**Task**
Return the entries verbatim, starting at the first line and ending at the line that contains "droplet-row-label: PCL-CA film", with both of those lines included.

**Records provided**
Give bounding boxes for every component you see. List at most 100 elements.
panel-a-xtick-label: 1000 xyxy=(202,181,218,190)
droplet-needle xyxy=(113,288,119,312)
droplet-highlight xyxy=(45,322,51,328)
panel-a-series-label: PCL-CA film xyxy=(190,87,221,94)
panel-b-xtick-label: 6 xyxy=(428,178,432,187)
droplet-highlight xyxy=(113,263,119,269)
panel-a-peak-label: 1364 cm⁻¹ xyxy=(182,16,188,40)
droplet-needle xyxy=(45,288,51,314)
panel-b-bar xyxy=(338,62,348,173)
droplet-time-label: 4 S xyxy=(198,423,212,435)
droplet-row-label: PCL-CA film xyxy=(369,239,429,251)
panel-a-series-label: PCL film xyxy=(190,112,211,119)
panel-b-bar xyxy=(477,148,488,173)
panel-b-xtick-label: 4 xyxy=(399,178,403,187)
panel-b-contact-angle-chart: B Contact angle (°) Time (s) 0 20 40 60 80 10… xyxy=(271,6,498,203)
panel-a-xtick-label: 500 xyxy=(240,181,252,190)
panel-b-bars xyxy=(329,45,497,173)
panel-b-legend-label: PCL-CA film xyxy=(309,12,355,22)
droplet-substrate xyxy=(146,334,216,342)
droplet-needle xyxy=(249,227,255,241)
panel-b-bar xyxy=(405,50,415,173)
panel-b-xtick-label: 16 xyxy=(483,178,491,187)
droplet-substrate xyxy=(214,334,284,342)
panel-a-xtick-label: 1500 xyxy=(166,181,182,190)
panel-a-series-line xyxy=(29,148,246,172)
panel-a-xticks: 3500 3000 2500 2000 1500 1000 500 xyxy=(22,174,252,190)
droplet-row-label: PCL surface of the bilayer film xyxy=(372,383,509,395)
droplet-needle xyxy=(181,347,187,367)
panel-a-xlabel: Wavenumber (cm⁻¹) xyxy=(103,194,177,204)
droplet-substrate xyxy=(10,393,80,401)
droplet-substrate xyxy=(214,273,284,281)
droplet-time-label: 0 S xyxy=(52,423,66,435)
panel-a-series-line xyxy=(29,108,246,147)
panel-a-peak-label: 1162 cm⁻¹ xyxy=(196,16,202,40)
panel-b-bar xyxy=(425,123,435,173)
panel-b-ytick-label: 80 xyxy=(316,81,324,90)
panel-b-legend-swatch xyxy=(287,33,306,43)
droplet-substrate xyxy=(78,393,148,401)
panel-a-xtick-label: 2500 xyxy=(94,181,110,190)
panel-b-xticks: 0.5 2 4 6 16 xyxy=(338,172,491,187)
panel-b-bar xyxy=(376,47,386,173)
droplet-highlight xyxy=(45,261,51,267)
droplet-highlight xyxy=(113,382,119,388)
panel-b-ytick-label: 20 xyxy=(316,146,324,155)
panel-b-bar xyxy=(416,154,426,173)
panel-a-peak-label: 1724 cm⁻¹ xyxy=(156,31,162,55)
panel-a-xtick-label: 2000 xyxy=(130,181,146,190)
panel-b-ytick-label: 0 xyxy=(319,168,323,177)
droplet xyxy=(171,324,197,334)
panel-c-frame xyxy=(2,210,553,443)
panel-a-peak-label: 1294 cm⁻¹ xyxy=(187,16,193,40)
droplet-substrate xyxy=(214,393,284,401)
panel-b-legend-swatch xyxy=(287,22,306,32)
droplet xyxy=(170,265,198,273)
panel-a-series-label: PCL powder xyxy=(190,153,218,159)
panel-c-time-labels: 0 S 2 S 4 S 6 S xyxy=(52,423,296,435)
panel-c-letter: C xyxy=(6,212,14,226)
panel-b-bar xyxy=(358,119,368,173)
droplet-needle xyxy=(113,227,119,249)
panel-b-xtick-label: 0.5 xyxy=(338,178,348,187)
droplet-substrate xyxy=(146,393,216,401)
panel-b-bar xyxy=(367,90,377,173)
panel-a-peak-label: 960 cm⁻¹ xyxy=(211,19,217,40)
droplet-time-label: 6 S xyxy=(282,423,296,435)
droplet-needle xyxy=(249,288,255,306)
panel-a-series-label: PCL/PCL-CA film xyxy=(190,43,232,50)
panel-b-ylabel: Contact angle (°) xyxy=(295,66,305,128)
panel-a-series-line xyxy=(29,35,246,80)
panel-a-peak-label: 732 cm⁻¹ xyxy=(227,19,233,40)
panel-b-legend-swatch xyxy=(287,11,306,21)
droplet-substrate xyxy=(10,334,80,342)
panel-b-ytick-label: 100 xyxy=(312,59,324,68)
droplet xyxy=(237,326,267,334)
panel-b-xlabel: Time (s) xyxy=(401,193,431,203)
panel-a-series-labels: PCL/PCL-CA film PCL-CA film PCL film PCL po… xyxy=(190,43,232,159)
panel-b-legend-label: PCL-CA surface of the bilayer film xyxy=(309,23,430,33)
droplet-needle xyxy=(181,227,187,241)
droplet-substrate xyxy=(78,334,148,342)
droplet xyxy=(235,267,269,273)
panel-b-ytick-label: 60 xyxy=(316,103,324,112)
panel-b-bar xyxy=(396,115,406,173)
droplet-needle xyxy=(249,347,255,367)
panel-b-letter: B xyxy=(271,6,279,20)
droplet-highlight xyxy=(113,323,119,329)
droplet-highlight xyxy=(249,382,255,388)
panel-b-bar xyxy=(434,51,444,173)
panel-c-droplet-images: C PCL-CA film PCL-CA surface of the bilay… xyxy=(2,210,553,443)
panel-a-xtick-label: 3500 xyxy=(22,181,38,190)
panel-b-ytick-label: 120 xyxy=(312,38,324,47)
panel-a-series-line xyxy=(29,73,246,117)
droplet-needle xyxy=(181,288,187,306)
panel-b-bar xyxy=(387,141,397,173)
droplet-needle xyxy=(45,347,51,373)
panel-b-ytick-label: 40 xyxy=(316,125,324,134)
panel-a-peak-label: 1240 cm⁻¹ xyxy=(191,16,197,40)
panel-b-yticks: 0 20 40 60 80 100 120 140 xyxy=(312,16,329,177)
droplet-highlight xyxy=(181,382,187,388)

**Solution for this problem**
Give bounding boxes for every component you see. List at most 100 elements.
panel-a-xtick-label: 1000 xyxy=(202,181,218,190)
droplet-needle xyxy=(113,288,119,312)
droplet-highlight xyxy=(45,322,51,328)
panel-a-series-label: PCL-CA film xyxy=(190,87,221,94)
panel-b-xtick-label: 6 xyxy=(428,178,432,187)
droplet-highlight xyxy=(113,263,119,269)
panel-a-peak-label: 1364 cm⁻¹ xyxy=(182,16,188,40)
droplet-needle xyxy=(45,288,51,314)
panel-b-bar xyxy=(338,62,348,173)
droplet-time-label: 4 S xyxy=(198,423,212,435)
droplet-row-label: PCL-CA film xyxy=(369,239,429,251)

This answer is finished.